--- DATA FOR ANALYSIS ---
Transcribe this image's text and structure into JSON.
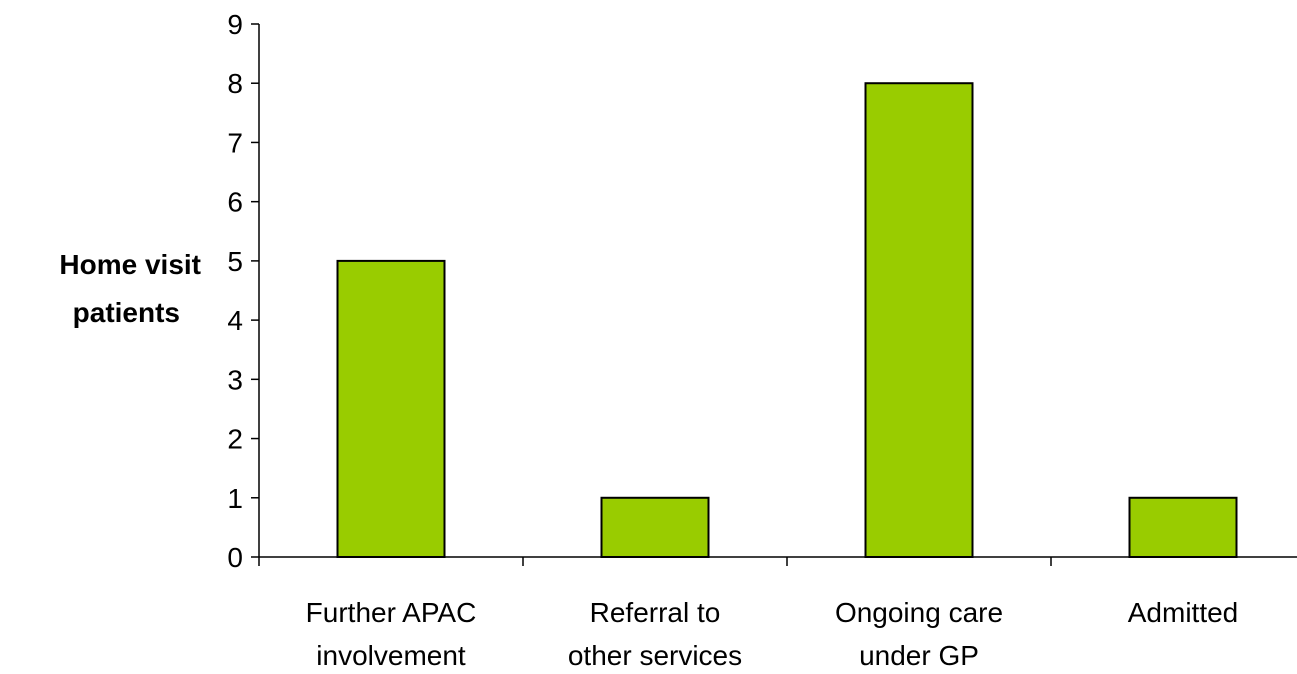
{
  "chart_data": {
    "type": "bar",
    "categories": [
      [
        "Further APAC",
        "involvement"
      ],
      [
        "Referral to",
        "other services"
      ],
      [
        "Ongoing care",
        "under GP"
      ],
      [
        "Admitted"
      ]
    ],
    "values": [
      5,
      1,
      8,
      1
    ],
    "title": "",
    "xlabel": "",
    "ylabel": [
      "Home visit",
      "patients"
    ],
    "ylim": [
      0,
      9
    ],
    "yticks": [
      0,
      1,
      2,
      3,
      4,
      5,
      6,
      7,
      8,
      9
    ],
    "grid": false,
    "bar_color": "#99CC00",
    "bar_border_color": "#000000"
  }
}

--- EXERCISE DETAILS ---
All of the lines above should be printed exactly, minus the pictures.

--- THE ANSWER ---
Transcribe this image's text and structure into JSON.
{
  "chart_data": {
    "type": "bar",
    "categories": [
      [
        "Further APAC",
        "involvement"
      ],
      [
        "Referral to",
        "other services"
      ],
      [
        "Ongoing care",
        "under GP"
      ],
      [
        "Admitted"
      ]
    ],
    "values": [
      5,
      1,
      8,
      1
    ],
    "title": "",
    "xlabel": "",
    "ylabel": [
      "Home visit",
      "patients"
    ],
    "ylim": [
      0,
      9
    ],
    "yticks": [
      0,
      1,
      2,
      3,
      4,
      5,
      6,
      7,
      8,
      9
    ],
    "grid": false,
    "bar_color": "#99CC00",
    "bar_border_color": "#000000"
  }
}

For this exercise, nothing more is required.